§ PROVIDED INFORMATION
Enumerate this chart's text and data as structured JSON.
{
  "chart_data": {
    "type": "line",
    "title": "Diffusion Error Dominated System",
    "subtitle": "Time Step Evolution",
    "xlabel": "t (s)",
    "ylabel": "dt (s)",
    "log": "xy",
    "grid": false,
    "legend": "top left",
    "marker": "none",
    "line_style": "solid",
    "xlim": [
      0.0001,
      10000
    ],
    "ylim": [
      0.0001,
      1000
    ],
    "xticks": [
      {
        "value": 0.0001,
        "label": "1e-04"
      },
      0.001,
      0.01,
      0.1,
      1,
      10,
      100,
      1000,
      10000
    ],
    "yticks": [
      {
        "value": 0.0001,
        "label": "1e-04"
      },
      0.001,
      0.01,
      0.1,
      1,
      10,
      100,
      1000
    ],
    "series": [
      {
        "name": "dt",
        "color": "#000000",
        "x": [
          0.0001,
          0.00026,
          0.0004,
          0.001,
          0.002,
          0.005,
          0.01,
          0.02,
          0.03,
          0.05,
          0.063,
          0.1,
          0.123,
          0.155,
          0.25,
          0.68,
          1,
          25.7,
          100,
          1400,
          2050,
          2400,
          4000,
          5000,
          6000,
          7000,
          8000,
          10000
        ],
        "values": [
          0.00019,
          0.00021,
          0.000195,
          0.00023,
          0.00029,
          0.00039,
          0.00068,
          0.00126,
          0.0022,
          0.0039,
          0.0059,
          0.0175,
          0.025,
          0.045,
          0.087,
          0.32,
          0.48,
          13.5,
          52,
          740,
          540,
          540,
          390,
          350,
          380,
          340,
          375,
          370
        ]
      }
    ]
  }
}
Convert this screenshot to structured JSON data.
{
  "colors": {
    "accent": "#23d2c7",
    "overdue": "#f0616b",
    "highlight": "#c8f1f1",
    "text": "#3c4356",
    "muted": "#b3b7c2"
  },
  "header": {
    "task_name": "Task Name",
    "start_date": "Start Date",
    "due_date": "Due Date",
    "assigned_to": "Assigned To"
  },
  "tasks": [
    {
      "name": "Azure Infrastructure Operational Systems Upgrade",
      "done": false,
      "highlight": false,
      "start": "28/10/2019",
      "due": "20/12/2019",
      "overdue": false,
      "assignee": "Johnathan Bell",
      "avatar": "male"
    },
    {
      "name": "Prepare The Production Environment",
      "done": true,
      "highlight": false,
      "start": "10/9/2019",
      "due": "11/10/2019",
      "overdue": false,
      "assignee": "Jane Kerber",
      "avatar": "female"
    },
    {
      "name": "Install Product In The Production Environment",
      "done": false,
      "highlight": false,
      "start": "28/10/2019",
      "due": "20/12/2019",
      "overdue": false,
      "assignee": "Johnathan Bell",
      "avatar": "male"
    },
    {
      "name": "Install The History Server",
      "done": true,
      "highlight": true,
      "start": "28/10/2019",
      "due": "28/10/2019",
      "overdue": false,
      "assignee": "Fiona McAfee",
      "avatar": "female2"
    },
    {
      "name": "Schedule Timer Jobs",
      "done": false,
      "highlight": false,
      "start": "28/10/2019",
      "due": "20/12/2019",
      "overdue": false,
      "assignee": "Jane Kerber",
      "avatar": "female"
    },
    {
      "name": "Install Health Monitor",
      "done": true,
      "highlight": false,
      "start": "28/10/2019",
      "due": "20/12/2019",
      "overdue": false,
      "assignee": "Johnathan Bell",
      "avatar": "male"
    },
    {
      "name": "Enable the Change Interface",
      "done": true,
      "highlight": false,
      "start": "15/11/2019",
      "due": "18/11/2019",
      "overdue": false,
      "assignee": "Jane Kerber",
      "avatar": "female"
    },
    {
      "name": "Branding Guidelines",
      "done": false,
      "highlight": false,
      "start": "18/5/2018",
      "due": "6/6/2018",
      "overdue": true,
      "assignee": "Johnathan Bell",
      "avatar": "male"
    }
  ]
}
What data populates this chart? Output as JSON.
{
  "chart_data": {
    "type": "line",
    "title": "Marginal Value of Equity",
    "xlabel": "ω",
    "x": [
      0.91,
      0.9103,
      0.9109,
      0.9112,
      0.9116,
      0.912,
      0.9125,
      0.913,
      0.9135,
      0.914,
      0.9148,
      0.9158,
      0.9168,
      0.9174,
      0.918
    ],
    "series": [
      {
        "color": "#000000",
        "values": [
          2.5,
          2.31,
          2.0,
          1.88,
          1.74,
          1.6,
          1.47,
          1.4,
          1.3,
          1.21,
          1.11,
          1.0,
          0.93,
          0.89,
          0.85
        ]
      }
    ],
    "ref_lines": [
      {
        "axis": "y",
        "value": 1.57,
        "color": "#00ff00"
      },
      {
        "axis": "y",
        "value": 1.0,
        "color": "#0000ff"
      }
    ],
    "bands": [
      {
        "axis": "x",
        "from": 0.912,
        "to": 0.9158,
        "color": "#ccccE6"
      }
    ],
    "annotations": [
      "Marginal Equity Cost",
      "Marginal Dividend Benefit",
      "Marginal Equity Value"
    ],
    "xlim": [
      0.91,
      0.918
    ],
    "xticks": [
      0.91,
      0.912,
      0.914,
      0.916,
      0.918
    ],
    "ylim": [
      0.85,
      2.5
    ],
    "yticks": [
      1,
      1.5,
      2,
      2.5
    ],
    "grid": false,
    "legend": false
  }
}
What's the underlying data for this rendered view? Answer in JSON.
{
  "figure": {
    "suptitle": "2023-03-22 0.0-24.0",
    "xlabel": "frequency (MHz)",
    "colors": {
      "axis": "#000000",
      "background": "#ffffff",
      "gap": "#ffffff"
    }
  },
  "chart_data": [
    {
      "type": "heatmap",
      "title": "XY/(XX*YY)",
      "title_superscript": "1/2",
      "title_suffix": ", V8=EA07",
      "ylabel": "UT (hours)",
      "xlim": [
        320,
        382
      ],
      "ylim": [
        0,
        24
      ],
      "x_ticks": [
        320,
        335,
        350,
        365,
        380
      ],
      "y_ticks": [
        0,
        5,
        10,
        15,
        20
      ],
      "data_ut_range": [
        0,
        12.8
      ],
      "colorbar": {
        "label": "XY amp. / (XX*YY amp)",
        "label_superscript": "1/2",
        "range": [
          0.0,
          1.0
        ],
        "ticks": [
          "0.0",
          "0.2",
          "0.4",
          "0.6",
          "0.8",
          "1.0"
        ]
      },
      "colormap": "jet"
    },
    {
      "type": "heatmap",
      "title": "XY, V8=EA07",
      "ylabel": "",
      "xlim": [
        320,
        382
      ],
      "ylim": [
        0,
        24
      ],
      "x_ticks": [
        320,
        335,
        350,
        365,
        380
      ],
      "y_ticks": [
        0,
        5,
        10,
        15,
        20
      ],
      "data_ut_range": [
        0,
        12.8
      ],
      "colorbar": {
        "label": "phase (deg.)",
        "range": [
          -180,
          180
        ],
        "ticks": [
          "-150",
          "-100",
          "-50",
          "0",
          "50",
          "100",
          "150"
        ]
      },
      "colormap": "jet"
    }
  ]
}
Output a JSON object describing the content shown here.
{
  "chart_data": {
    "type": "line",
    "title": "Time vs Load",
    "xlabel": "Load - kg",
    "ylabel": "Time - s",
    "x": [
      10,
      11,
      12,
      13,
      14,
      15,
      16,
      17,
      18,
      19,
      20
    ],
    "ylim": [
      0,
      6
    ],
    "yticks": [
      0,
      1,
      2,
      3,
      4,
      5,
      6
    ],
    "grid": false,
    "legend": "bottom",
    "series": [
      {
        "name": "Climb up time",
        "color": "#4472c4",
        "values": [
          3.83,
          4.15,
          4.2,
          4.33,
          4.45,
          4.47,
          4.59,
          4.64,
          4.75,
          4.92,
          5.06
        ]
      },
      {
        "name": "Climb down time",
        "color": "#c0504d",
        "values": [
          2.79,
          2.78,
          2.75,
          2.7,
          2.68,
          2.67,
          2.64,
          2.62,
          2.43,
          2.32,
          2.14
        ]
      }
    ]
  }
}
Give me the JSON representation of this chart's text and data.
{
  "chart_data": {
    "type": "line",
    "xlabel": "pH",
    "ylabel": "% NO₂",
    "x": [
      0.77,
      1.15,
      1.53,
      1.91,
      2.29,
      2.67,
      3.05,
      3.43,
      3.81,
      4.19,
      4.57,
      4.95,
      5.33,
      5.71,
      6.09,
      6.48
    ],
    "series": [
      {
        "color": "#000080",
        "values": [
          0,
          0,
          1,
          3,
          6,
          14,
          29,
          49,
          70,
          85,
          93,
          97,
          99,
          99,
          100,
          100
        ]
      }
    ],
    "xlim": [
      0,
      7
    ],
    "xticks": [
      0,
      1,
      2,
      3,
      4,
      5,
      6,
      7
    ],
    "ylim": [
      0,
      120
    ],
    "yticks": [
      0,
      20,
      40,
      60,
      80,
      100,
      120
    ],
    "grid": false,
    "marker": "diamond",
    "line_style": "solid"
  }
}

§ WRITTEN EXERCISE
Gather all the lines that include the word "this" and copy them out.

§ TASK OUTPUT
Enumerate this chart's text and data as structured JSON.
Convert this screenshot to structured JSON data.
What data populates this chart? Output as JSON.
What's the underlying data for this rendered view? Answer in JSON.
Give me the JSON representation of this chart's text and data.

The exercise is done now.